▶ _Objective 1_:
Answer these questions from the gar ball thread, using one line per answer and marking each with its letter.
(a) What are the gar straps wrapped in before boiling?
(b) How much green onion tops does the recipe call for per pound of gar?
(c) What is the mixture rolled in before it is fried?
▶ _Objective 2_: Carry the forum thread about gar balls on past its last line.

▶ _Text_:
--- --- ---
# Gar balls



## P (Nov 18, 2012)

Who has a good gar ball recipe to share with me


----------



## Category6 (Nov 21, 2007)

Take your gar straps and wrap in cheesecloth and boil until firm and white. Then remove any connective tissue and flake all the meat and set aside. Boil some skinned new potatoes for an equal amount as the gar meat and mash thoroughly. Chop up around a couple tablespoons green onion tops per pound of gar. Mix it all together with some salt and cayenne pepper, or better yet Slap Yo Mamma crawfish boil to taste depending on how spicy you like it, but be careful. Dredge it in milk and egg and roll it in either white corn flour or bread crumbs and fry in peanut or corn oil.


----------



## P (Nov 18, 2012)

Hey that's one ill try for sure sounds like u know wat ur doing thanks alot


----------



## Category6 (Nov 21, 2007)
--- --- ---
▶ _Data entries_:
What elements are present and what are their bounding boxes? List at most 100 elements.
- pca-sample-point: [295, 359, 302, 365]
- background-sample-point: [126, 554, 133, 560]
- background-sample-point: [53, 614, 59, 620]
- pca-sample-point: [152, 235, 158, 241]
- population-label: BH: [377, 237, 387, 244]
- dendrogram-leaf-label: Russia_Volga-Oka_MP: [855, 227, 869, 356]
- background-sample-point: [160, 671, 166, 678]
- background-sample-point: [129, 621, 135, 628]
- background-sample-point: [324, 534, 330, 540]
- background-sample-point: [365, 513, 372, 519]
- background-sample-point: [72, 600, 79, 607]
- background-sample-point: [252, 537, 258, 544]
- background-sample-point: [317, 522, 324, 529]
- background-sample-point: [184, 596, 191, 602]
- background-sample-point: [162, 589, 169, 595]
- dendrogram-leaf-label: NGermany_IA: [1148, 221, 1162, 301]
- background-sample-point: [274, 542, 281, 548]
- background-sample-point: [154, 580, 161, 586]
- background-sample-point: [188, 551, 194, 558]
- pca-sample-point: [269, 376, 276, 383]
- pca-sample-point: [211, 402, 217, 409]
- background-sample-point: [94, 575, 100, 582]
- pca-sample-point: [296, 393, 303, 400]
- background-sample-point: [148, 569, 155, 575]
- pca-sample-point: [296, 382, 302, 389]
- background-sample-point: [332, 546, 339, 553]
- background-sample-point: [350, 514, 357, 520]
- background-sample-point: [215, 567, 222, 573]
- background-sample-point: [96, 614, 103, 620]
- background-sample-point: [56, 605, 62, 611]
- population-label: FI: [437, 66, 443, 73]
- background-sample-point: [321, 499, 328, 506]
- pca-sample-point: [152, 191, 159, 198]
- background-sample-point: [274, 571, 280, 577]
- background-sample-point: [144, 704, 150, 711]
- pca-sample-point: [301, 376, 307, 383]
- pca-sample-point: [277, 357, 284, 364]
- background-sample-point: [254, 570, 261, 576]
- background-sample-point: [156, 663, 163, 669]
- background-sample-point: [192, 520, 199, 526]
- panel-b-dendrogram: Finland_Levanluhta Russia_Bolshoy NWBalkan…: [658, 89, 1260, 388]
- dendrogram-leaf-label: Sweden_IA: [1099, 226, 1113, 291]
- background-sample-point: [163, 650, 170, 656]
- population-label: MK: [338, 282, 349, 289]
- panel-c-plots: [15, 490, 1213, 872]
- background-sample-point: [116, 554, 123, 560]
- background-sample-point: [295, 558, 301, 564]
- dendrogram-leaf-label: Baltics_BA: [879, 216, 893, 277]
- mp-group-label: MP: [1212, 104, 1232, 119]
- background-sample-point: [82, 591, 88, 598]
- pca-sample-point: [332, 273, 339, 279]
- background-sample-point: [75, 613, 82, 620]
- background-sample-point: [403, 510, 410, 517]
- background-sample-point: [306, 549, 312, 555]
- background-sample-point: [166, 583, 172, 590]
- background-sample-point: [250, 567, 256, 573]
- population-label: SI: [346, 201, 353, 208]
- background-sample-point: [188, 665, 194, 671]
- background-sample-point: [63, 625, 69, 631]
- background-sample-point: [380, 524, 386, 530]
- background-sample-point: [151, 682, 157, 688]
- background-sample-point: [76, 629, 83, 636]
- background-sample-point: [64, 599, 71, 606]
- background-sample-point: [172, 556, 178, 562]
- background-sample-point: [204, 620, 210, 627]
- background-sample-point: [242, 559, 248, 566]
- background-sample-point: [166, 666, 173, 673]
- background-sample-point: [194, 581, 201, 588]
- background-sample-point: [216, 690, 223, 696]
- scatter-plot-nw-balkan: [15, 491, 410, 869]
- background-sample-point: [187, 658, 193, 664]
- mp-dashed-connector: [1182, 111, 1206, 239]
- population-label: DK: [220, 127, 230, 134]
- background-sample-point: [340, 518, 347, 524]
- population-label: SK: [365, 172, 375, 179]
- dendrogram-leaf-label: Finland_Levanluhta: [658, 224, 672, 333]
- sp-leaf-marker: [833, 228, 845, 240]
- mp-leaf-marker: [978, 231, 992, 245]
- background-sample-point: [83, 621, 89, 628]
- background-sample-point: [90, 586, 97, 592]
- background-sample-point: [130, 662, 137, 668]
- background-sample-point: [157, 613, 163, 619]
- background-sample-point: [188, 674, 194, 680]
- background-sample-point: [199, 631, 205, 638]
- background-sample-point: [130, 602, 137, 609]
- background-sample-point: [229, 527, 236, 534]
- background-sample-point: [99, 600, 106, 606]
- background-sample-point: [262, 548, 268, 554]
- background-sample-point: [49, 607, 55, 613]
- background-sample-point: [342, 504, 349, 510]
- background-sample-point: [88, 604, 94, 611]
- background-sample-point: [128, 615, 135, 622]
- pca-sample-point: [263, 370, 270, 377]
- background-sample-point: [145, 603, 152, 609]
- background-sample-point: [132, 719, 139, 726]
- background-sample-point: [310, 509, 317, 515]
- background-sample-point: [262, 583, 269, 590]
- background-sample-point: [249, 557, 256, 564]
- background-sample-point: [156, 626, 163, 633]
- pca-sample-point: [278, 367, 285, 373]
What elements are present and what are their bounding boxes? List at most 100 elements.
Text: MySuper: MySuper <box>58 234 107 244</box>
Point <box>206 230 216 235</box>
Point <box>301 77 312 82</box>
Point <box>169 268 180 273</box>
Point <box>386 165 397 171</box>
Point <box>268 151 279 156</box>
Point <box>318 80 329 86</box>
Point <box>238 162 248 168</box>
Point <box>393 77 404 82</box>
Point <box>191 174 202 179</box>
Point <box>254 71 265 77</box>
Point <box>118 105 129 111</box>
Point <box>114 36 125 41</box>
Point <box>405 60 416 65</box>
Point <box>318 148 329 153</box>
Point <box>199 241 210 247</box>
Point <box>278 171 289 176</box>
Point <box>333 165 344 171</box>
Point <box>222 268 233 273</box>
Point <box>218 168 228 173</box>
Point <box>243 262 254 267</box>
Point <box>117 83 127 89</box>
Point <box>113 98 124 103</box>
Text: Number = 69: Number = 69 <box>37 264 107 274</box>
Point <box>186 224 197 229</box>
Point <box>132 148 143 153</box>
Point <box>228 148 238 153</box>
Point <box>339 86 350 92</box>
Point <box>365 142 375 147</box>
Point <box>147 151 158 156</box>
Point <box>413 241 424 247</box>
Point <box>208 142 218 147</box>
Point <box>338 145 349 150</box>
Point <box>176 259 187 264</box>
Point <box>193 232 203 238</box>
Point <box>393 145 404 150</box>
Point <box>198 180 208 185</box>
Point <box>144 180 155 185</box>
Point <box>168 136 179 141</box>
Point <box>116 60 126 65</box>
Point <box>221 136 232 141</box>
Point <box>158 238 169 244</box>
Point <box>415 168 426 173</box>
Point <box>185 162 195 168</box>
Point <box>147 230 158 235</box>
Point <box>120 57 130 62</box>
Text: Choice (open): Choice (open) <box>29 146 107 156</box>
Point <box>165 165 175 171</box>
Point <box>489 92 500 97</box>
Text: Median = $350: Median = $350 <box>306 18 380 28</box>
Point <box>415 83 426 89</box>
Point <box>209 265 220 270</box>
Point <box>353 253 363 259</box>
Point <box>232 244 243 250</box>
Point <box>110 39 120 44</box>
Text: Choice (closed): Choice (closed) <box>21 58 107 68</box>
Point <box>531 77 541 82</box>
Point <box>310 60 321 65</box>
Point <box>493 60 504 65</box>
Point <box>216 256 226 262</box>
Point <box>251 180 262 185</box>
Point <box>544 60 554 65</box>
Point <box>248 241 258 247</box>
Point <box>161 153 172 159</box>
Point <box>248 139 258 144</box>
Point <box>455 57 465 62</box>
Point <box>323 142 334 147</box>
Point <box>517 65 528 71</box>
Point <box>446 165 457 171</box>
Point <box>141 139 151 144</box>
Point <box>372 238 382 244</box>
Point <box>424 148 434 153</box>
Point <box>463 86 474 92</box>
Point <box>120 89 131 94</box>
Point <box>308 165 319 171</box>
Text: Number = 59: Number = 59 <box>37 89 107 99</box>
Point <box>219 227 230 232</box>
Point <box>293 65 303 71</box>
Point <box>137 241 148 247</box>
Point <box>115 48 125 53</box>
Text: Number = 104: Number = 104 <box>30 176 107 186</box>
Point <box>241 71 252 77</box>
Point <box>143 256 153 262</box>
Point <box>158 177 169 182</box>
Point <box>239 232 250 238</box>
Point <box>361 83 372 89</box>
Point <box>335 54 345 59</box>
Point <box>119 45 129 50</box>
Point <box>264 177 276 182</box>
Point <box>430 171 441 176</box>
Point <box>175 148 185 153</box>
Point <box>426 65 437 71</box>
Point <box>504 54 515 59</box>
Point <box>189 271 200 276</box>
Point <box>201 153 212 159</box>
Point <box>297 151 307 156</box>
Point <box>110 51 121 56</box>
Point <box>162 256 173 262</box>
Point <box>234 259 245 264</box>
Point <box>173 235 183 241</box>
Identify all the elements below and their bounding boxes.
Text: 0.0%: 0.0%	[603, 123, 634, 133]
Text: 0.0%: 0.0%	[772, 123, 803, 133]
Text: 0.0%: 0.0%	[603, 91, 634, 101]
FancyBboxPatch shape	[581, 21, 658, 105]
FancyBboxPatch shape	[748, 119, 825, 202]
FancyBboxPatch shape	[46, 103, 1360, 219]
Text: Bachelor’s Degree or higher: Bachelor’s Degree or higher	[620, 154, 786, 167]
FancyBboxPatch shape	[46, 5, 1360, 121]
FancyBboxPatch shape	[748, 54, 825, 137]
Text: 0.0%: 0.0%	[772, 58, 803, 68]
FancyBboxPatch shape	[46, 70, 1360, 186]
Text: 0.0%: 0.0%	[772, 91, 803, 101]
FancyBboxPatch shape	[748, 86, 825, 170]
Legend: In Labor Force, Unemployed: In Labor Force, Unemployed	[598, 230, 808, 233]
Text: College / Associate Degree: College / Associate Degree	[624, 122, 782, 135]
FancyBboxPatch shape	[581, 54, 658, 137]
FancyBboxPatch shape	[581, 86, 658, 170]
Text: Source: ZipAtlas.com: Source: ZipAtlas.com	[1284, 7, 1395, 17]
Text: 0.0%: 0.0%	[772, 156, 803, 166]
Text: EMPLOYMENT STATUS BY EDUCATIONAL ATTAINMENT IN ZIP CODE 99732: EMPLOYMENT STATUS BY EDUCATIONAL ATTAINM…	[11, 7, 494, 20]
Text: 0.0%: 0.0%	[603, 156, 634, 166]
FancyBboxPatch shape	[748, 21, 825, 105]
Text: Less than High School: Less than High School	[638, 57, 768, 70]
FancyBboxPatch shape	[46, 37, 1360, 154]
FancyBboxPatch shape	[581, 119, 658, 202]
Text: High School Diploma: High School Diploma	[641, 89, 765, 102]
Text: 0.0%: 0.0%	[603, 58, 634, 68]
--- --- ---
▶ _Final result 1_:
(a) Cheesecloth.
(b) Around a couple tablespoons.
(c) Either white corn flour or bread crumbs.

▶ _Final result 2_:
I want to try it with cooked rice instead of potatoes too, but haven't yet. You can also sub a few whipped eggs and bread crumbs for the potatoes. You just need something to make it all stay together in a nice ball when you fry it. The main thing is getting all that tough connective tissue out and that kind of gristle looking stuff out, the prep takes time.


----------



## Bocephus (May 30, 2008)

Below is an awesome recipe I've used with trout & reds. I'm sure it work just as well with Gar.

http://2coolfishing.com/ttmbforum/showthread.php?t=225908&highlight=pattys


----------



## awesum (May 31, 2006)

It might work in courtbouillion too.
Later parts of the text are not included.